** START Given data **

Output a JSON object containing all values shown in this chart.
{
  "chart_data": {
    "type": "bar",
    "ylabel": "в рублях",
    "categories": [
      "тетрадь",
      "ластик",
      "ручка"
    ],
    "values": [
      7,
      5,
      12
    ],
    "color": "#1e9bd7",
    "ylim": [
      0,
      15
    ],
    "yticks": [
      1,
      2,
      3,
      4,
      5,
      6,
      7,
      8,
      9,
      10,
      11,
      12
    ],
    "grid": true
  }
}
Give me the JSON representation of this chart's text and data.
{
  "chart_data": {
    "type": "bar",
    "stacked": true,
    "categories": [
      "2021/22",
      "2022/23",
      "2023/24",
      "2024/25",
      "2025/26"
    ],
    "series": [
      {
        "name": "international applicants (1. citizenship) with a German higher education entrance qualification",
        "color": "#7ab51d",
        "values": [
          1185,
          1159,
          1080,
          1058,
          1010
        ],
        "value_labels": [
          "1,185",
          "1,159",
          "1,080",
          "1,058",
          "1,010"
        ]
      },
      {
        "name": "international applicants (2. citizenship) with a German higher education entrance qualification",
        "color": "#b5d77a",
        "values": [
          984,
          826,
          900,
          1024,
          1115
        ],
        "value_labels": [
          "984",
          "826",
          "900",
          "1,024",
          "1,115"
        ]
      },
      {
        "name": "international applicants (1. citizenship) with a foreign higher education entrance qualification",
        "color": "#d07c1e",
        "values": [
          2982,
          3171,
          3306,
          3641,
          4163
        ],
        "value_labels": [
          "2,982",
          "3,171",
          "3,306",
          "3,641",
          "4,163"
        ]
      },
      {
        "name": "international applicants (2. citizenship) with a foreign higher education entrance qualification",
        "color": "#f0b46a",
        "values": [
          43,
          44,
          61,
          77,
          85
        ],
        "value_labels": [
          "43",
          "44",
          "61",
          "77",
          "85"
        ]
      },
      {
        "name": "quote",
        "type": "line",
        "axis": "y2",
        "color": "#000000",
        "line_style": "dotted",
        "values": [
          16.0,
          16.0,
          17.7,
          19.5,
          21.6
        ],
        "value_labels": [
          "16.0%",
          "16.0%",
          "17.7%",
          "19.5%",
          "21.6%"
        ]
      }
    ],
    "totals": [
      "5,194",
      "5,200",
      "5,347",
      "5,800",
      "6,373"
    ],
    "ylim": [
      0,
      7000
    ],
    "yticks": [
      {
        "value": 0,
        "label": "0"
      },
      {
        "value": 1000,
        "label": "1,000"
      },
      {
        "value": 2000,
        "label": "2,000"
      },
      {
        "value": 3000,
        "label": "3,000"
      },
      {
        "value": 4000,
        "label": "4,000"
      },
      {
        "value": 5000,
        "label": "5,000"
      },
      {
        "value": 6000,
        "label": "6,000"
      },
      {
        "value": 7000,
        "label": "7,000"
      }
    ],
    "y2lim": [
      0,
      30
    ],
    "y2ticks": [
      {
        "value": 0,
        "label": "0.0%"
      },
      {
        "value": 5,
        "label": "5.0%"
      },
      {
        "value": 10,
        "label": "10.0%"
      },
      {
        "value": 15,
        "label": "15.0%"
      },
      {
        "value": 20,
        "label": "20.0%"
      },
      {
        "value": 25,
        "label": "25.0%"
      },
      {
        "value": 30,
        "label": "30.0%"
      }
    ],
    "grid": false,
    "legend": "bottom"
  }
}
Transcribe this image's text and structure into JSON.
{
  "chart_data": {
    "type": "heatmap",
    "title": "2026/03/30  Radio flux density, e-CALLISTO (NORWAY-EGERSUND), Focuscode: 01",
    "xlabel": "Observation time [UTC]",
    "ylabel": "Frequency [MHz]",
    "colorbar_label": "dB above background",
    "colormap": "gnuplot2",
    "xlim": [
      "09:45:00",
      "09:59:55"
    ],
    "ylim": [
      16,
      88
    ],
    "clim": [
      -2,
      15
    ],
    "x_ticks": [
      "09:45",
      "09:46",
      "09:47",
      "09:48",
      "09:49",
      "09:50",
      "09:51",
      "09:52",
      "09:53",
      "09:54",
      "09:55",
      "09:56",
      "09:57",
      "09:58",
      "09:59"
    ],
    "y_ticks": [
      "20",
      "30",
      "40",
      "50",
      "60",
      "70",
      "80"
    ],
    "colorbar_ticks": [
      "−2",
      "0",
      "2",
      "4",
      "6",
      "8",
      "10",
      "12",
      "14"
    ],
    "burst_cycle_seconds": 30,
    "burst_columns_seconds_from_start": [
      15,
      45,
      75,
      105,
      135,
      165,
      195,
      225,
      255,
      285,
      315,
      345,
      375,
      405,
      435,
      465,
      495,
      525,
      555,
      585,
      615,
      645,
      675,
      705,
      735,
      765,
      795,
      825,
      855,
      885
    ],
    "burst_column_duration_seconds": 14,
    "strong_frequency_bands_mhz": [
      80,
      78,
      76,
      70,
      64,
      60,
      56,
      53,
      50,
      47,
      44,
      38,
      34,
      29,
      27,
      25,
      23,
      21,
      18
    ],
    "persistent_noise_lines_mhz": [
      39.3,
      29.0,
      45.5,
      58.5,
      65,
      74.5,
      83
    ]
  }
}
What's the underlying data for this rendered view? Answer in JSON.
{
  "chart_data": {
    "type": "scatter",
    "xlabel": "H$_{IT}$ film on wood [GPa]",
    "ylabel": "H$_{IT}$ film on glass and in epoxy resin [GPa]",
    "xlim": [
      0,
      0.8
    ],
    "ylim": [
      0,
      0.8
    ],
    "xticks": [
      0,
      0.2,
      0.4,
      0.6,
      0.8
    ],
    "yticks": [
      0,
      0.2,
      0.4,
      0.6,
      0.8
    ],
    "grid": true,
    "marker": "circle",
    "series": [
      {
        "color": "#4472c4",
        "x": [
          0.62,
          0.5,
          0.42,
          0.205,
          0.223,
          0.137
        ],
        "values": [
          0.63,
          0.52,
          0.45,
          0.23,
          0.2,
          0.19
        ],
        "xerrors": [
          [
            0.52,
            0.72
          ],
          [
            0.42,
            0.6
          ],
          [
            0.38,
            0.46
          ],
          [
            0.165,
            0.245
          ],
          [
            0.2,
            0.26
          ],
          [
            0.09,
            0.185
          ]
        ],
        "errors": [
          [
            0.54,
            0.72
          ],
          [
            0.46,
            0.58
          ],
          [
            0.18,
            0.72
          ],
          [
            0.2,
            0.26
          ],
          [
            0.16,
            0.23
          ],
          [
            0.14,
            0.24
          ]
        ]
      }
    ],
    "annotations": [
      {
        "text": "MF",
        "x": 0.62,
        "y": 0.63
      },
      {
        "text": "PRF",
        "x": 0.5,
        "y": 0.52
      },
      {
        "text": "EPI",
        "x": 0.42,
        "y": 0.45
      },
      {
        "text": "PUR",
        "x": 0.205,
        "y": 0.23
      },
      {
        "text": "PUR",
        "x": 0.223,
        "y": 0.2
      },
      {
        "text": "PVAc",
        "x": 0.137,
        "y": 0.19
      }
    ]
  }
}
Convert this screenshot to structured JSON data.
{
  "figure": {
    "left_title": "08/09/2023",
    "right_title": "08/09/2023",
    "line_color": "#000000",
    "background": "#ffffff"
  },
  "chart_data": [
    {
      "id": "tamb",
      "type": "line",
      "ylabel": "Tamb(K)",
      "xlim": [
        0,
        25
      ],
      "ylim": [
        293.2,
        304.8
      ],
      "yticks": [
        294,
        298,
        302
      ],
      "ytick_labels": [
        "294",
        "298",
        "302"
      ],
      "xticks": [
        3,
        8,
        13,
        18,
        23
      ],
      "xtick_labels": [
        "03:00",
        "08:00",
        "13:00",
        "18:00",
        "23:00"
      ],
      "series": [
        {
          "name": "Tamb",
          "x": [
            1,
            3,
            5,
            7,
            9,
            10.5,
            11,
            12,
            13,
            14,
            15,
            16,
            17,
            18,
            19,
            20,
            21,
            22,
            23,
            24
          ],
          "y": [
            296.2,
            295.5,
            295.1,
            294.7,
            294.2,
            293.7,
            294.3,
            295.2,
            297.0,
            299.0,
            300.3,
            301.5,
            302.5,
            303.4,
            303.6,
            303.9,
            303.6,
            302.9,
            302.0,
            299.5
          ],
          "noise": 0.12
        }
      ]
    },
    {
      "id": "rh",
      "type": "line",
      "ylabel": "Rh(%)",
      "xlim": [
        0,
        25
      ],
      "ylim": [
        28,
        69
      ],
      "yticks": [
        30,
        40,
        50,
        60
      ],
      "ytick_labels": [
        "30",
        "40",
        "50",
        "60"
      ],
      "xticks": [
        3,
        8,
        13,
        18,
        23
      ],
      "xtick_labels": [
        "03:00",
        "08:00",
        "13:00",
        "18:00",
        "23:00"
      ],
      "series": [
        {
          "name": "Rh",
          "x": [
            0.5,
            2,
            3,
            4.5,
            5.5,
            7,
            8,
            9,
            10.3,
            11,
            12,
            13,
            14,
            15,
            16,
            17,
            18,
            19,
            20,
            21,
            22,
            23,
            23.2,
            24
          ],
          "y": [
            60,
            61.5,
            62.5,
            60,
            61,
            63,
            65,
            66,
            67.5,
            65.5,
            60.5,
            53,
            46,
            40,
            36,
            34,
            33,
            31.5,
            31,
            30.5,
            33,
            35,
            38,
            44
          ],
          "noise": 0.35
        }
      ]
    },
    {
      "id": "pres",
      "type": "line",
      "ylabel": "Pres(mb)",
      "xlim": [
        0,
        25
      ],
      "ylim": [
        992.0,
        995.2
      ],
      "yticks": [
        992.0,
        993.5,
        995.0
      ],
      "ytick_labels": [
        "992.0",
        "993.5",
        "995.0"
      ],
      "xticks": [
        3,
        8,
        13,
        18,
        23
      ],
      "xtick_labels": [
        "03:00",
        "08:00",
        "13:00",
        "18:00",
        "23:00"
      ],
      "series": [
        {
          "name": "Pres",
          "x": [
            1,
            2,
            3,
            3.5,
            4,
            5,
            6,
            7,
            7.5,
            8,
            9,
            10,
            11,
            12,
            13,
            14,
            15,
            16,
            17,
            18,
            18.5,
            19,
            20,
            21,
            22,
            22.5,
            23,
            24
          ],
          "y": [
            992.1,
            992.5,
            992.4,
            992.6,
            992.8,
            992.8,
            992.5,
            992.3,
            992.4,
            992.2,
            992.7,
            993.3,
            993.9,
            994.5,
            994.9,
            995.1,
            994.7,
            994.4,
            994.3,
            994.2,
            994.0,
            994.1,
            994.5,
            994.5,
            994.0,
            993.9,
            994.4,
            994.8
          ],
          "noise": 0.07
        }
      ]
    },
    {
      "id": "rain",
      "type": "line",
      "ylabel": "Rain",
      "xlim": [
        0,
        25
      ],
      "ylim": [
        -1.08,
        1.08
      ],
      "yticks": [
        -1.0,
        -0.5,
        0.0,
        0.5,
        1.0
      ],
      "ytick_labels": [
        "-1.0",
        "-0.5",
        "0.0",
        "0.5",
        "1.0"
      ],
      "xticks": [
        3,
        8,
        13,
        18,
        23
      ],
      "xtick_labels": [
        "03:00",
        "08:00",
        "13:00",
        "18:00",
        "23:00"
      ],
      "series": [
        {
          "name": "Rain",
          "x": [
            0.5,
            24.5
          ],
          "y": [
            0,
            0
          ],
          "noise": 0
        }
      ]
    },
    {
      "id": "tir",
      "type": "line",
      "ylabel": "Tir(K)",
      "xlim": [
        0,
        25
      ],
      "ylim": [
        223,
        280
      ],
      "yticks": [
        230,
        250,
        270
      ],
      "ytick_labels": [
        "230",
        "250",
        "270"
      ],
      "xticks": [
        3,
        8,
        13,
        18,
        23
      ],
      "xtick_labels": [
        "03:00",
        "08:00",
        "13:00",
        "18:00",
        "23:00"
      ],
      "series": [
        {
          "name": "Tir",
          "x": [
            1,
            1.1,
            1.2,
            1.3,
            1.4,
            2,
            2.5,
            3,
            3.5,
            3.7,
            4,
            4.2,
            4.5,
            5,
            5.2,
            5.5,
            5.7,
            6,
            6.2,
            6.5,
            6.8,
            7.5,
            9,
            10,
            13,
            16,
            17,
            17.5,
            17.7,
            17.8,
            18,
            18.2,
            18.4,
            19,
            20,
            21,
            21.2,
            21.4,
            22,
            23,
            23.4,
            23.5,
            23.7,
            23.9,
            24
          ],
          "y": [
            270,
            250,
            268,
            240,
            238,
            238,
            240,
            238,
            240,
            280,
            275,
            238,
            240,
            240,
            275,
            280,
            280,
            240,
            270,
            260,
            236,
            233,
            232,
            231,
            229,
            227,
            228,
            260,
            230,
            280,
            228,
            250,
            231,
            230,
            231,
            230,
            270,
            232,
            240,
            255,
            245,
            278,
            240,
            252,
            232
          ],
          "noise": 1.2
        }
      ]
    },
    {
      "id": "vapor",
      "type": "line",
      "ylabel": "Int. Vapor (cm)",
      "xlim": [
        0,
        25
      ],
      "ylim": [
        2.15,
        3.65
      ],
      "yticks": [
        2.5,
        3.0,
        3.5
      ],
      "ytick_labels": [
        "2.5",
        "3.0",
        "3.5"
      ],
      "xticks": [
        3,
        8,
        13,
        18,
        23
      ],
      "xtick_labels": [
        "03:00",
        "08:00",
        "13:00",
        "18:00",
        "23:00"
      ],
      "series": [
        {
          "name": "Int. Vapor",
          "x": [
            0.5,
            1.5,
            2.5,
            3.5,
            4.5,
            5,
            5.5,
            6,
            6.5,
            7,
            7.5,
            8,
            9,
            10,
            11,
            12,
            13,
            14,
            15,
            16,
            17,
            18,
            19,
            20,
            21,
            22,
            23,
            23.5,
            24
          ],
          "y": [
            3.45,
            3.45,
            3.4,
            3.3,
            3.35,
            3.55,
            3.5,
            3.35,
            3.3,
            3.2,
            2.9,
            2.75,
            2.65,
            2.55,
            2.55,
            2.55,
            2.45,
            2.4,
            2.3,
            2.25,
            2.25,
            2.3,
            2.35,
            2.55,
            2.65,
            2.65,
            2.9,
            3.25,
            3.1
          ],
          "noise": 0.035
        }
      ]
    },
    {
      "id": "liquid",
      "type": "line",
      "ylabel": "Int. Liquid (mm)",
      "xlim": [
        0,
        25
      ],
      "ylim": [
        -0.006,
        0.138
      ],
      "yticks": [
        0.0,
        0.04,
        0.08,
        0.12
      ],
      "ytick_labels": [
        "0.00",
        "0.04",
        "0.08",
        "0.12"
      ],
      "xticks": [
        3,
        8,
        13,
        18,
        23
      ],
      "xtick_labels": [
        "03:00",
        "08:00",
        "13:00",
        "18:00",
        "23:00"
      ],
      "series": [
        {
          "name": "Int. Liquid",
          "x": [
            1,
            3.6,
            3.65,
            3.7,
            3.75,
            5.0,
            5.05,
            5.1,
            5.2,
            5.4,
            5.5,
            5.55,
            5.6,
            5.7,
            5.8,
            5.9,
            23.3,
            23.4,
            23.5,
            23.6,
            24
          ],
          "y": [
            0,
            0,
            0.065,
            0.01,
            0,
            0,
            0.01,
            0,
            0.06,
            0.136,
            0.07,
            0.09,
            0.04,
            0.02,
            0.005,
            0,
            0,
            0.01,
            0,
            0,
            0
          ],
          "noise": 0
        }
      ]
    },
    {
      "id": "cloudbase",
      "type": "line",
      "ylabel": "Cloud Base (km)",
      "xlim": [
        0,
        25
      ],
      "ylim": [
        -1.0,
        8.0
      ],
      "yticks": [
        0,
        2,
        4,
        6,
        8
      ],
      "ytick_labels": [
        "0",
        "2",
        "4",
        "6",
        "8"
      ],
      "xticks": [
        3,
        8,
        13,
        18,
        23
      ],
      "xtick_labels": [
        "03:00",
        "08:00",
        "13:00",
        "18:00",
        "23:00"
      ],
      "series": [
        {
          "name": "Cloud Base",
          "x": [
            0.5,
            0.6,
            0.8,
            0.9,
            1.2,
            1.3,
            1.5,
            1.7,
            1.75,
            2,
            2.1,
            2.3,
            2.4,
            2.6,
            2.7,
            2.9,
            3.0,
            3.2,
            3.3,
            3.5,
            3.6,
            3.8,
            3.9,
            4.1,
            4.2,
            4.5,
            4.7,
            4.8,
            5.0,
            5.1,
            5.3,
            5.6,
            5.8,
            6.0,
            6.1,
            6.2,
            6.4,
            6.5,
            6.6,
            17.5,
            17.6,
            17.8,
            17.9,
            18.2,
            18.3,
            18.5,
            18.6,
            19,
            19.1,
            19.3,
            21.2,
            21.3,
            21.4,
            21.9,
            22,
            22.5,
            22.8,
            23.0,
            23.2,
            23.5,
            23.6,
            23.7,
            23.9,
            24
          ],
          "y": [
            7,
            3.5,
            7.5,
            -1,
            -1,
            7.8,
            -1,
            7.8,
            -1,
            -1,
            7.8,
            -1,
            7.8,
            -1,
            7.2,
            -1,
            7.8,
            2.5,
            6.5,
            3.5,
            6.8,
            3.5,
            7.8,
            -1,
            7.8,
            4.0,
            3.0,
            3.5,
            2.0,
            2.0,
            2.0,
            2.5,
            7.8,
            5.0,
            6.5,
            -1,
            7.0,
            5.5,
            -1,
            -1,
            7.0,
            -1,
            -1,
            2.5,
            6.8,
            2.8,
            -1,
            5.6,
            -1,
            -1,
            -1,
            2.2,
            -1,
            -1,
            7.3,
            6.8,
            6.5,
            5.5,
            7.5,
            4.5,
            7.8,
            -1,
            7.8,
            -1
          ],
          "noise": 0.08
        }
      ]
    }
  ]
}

** END Given data **

> _Work to complete_: Report each line of the material above where the word "higher" appears.

> _Written response_:
        "name": "international applicants (1. citizenship) with a German higher education entrance qualification",
        "name": "international applicants (2. citizenship) with a German higher education entrance qualification",
        "name": "international applicants (1. citizenship) with a foreign higher education entrance qualification",
        "name": "international applicants (2. citizenship) with a foreign higher education entrance qualification",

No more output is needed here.